## Your task:
Reproduce all of the data exactly.

## Given entries:
-- Begin --
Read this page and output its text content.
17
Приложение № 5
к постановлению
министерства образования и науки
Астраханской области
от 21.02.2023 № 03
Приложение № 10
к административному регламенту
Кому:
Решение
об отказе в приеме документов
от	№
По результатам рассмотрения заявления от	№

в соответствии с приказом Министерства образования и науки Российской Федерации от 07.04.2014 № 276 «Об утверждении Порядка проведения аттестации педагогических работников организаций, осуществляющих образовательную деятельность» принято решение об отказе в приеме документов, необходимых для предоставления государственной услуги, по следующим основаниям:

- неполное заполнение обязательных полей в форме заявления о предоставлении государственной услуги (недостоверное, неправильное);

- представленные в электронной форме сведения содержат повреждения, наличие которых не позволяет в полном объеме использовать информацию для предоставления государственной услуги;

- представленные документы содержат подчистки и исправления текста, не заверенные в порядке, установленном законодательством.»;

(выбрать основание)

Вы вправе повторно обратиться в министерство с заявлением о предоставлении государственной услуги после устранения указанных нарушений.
-- End --
## Response for this exercise:
Read this page and output its text content.
17
Приложение № 5
к постановлению
министерства образования и науки
Астраханской области
от 21.02.2023 № 03
Приложение № 10
к административному регламенту
Кому:
Решение
об отказе в приеме документов
от	№
По результатам рассмотрения заявления от	№

в соответствии с приказом Министерства образования и науки Российской Федерации от 07.04.2014 № 276 «Об утверждении Порядка проведения аттестации педагогических работников организаций, осуществляющих образовательную деятельность» принято решение об отказе в приеме документов, необходимых для предоставления государственной услуги, по следующим основаниям:

- неполное заполнение обязательных полей в форме заявления о предоставлении государственной услуги (недостоверное, неправильное);

- представленные в электронной форме сведения содержат повреждения, наличие которых не позволяет в полном объеме использовать информацию для предоставления государственной услуги;

- представленные документы содержат подчистки и исправления текста, не заверенные в порядке, установленном законодательством.»;

(выбрать основание)

Вы вправе повторно обратиться в министерство с заявлением о предоставлении государственной услуги после устранения указанных нарушений.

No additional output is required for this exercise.